WHAT YOU SHOULD DO —
Within the material below, find each line bearing the word "挪用信贷资金应付日常开支或其他支出" and present it.

TASK INPUT —
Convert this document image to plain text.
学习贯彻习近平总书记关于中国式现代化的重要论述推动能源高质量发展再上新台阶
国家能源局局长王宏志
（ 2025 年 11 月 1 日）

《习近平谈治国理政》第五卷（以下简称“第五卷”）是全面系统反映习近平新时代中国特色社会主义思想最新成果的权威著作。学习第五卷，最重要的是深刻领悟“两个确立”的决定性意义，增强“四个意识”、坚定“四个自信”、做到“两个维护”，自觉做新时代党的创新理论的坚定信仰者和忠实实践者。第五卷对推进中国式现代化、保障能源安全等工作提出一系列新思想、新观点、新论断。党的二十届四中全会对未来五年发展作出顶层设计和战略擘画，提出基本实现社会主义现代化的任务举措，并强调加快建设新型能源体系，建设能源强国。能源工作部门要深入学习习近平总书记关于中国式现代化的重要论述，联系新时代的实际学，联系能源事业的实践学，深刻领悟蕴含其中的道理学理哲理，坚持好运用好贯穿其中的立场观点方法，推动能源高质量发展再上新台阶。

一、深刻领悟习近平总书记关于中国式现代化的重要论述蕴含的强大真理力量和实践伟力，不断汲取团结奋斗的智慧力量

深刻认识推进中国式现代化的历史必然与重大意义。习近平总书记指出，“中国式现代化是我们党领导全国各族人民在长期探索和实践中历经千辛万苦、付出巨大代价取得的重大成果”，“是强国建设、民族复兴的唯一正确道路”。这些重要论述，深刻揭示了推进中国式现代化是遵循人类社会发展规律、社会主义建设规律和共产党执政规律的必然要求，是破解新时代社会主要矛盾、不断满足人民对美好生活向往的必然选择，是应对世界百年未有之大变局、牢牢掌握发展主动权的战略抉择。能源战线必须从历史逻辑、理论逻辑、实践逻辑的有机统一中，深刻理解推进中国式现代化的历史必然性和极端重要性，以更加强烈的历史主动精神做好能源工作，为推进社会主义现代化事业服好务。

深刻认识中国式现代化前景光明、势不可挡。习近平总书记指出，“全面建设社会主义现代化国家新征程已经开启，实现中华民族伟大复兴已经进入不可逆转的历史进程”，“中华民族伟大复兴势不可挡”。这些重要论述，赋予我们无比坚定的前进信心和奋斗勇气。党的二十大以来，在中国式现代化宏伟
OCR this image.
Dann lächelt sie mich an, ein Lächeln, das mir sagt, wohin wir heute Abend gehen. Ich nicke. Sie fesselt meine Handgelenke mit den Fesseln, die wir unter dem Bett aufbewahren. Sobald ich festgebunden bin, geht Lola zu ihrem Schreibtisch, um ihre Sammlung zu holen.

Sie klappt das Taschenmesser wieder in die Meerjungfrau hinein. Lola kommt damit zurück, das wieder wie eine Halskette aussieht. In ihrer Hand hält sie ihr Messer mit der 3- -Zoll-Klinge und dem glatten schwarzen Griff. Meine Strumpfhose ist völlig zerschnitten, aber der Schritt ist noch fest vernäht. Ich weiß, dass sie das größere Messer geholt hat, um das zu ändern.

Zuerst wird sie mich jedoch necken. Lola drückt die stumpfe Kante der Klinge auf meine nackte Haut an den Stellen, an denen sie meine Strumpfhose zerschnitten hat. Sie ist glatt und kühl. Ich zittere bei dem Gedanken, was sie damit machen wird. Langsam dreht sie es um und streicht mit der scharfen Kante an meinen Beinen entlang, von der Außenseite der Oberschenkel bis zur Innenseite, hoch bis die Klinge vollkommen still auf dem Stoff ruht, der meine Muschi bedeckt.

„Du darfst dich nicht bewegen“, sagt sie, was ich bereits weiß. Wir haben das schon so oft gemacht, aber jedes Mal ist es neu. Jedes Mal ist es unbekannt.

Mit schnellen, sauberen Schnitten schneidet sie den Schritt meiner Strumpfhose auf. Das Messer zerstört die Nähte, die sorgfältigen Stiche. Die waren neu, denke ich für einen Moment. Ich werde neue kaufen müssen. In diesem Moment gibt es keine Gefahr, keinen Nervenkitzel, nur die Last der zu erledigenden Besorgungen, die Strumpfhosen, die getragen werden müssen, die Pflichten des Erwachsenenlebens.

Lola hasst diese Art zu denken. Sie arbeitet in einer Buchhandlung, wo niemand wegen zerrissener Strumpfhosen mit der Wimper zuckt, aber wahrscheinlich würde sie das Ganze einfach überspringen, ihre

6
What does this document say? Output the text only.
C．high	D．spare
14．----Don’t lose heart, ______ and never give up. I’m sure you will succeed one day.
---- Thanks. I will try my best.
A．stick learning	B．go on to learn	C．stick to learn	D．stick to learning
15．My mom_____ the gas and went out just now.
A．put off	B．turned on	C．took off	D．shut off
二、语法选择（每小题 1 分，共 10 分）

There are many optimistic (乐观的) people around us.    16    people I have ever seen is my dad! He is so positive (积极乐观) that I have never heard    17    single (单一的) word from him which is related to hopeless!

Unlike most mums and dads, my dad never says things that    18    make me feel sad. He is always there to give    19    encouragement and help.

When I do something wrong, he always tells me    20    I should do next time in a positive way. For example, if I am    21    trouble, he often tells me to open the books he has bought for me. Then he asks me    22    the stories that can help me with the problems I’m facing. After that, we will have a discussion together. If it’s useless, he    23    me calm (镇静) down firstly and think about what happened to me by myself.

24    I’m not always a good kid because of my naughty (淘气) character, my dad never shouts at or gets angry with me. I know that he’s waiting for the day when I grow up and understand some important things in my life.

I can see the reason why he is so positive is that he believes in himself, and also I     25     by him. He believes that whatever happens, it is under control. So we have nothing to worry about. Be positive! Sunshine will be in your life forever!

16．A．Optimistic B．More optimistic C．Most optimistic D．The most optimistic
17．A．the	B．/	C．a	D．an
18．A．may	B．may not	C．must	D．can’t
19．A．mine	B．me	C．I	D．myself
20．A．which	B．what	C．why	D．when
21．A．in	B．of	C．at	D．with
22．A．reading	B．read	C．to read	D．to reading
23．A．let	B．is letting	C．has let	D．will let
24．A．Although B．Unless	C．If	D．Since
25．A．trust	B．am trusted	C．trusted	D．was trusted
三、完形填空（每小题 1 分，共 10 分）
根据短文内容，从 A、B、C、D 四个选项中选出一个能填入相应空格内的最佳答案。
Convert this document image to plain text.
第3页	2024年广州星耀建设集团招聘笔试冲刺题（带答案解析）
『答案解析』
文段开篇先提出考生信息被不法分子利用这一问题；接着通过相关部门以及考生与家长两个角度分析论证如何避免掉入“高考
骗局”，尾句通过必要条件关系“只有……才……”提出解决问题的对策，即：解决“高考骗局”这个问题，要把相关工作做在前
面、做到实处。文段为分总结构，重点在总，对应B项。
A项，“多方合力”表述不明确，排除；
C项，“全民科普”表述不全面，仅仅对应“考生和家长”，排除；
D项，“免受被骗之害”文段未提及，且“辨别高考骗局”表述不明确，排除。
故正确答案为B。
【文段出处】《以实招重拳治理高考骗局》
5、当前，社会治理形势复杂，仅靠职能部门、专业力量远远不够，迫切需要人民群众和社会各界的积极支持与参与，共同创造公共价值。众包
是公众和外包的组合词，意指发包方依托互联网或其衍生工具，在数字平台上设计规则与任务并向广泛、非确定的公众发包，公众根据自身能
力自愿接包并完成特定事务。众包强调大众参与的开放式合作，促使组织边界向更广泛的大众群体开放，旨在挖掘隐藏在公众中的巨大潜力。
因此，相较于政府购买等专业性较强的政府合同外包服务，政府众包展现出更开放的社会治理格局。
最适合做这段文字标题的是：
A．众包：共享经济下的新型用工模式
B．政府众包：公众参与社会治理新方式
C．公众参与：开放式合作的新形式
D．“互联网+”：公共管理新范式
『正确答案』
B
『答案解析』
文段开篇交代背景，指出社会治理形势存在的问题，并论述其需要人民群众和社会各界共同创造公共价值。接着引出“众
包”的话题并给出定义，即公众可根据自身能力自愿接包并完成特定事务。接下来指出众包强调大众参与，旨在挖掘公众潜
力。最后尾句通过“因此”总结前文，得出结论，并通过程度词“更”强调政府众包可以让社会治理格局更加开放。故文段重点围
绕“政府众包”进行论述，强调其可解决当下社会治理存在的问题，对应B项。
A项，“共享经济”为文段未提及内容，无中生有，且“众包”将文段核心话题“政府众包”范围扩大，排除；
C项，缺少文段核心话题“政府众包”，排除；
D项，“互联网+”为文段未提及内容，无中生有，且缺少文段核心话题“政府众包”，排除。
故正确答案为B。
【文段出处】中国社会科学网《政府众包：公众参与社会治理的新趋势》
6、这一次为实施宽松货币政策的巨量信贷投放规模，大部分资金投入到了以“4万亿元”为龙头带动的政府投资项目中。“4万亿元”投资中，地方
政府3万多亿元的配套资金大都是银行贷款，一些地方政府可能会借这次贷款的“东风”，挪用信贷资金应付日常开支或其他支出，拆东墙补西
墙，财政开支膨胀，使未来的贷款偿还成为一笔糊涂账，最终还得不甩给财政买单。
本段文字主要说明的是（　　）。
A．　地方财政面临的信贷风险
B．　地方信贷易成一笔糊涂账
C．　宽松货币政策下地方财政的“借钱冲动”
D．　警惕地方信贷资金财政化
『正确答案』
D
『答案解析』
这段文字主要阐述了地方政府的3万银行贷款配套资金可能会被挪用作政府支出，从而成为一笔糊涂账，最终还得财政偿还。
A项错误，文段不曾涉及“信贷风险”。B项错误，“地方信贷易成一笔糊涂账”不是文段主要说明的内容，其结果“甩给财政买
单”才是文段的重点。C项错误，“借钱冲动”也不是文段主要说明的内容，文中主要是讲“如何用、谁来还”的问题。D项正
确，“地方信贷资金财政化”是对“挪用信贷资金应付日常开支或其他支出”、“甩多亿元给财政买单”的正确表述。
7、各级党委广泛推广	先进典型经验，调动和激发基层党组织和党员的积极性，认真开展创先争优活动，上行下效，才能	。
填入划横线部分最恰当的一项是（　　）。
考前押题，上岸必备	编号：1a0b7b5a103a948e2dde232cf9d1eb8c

WRITTEN ANSWER —
政府3万多亿元的配套资金大都是银行贷款，一些地方政府可能会借这次贷款的“东风”，挪用信贷资金应付日常开支或其他支出，拆东墙补西
确，“地方信贷资金财政化”是对“挪用信贷资金应付日常开支或其他支出”、“甩多亿元给财政买单”的正确表述。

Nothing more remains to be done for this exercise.